Written exercise:
Only the lines holding the string "structured" are needed. Copy each one.

[start of Information supplied]

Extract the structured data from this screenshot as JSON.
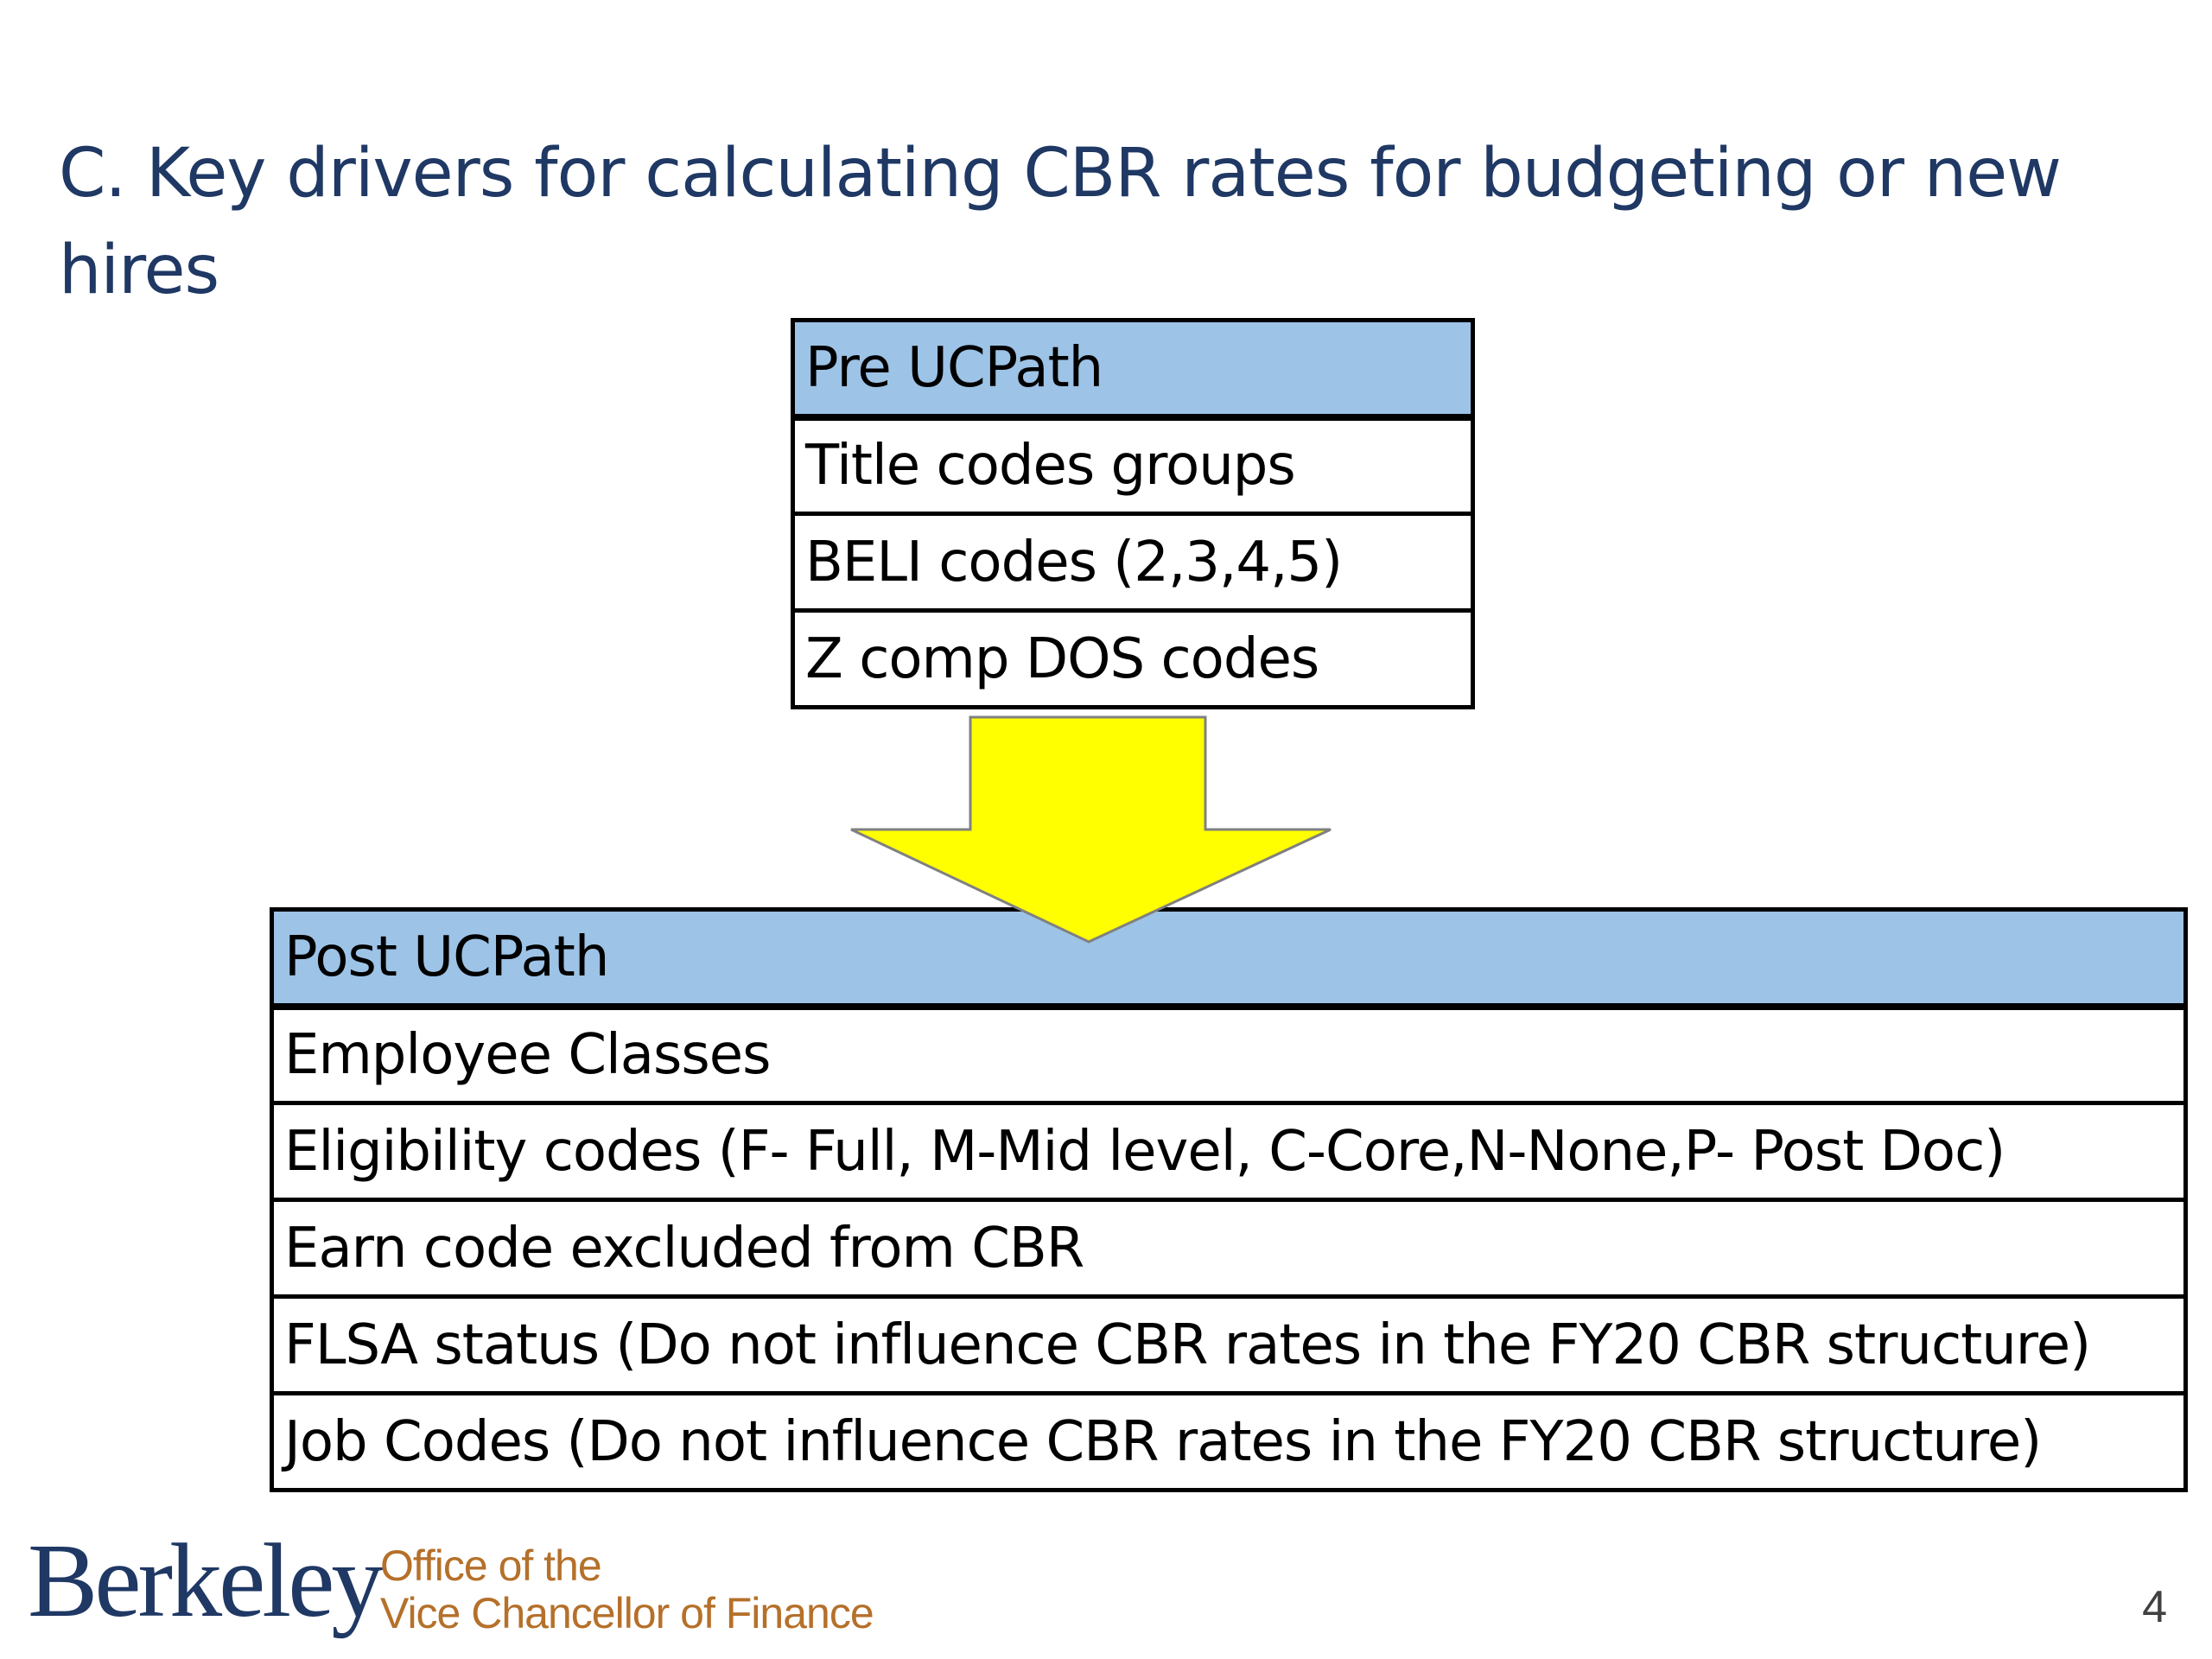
{
  "slide": {
    "title": "C. Key drivers for calculating CBR rates for budgeting or new hires",
    "page_number": "4"
  },
  "pre_ucpath": {
    "header": "Pre UCPath",
    "rows": [
      "Title codes groups",
      "BELI codes (2,3,4,5)",
      "Z comp DOS codes"
    ]
  },
  "post_ucpath": {
    "header": "Post UCPath",
    "rows": [
      "Employee Classes",
      "Eligibility codes (F- Full, M-Mid level, C-Core,N-None,P- Post Doc)",
      "Earn code excluded from CBR",
      "FLSA status (Do not influence CBR rates in the FY20 CBR structure)",
      "Job Codes (Do not influence CBR rates in the FY20 CBR structure)"
    ]
  },
  "arrow": {
    "icon": "down-arrow-icon",
    "fill_color": "#ffff00"
  },
  "footer": {
    "logo_text": "Berkeley",
    "office_line1": "Office of the",
    "office_line2": "Vice Chancellor of Finance"
  },
  "colors": {
    "title": "#1f3864",
    "header_fill": "#9dc3e6",
    "logo": "#1f3864",
    "office_text": "#b5702a"
  }
}
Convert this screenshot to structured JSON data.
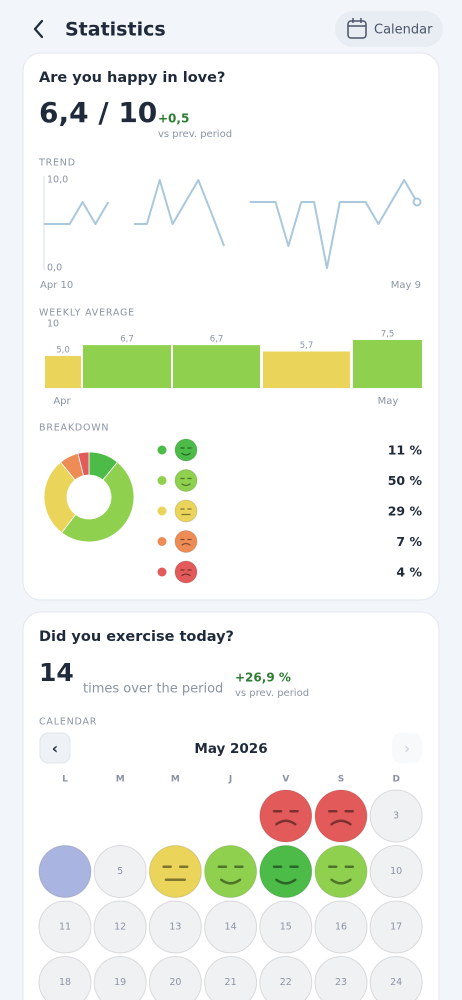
{
  "header": {
    "title": "Statistics",
    "button": "Calendar"
  },
  "love": {
    "question": "Are you happy in love?",
    "score": "6,4 / 10",
    "delta": "+0,5",
    "delta_note": "vs prev. period",
    "trend": {
      "label": "TREND",
      "color": "#a9c8de",
      "ylim": [
        0,
        10
      ],
      "yticks": [
        {
          "value": 0,
          "label": "0,0"
        },
        {
          "value": 10,
          "label": "10,0"
        }
      ],
      "x_start": "Apr 10",
      "x_end": "May 9",
      "values": [
        5,
        5,
        5,
        7.5,
        5,
        7.5,
        null,
        5,
        5,
        10,
        5,
        7.5,
        10,
        6.3,
        2.5,
        null,
        7.5,
        7.5,
        7.5,
        2.5,
        7.5,
        7.5,
        0,
        7.5,
        7.5,
        7.5,
        5,
        7.5,
        10,
        7.5
      ]
    },
    "weekly": {
      "label": "WEEKLY AVERAGE",
      "ylim": [
        0,
        10
      ],
      "yticks": [
        10
      ],
      "categories": [
        "Apr",
        null,
        null,
        null,
        "May"
      ],
      "values": [
        5.0,
        6.7,
        6.7,
        5.7,
        7.5
      ],
      "value_labels": [
        "5,0",
        "6,7",
        "6,7",
        "5,7",
        "7,5"
      ],
      "colors": [
        "#ead45a",
        "#8fd14f",
        "#8fd14f",
        "#ead45a",
        "#8fd14f"
      ]
    },
    "breakdown": {
      "label": "BREAKDOWN",
      "values": [
        11,
        50,
        29,
        7,
        4
      ],
      "value_labels": [
        "11 %",
        "50 %",
        "29 %",
        "7 %",
        "4 %"
      ],
      "colors": [
        "#4cbb47",
        "#8fd14f",
        "#ead45a",
        "#ee8c55",
        "#e25a5a"
      ]
    }
  },
  "exercise": {
    "question": "Did you exercise today?",
    "count": "14",
    "count_note": "times over the period",
    "delta": "+26,9 %",
    "delta_note": "vs prev. period",
    "calendar": {
      "label": "CALENDAR",
      "month": "May 2026",
      "prev": "‹",
      "next": "›",
      "weekdays": [
        "L",
        "M",
        "M",
        "J",
        "V",
        "S",
        "D"
      ],
      "days": [
        null,
        null,
        "3",
        null,
        "5",
        null,
        null,
        null,
        null,
        "10",
        "11",
        "12",
        "13",
        "14",
        "15",
        "16",
        "17",
        "18",
        "19",
        "20",
        "21",
        "22",
        "23",
        "24"
      ],
      "day_colors": [
        "#e25a5a",
        "#e25a5a",
        "#f0f1f3",
        "#a9b4e0",
        "#f0f1f3",
        "#ead45a",
        "#8fd14f",
        "#4cbb47",
        "#8fd14f",
        "#f0f1f3",
        "#f0f1f3",
        "#f0f1f3",
        "#f0f1f3",
        "#f0f1f3",
        "#f0f1f3",
        "#f0f1f3",
        "#f0f1f3",
        "#f0f1f3",
        "#f0f1f3",
        "#f0f1f3",
        "#f0f1f3",
        "#f0f1f3",
        "#f0f1f3",
        "#f0f1f3"
      ]
    }
  }
}
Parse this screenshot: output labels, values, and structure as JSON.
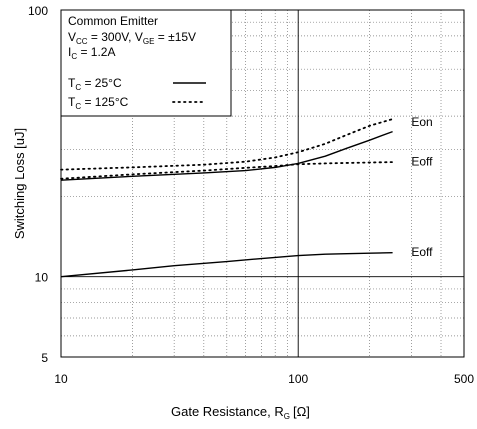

[end of Information supplied]

Answer to the problem:
Extract the structured data from this screenshot as JSON.
Convert this screenshot to structured JSON data.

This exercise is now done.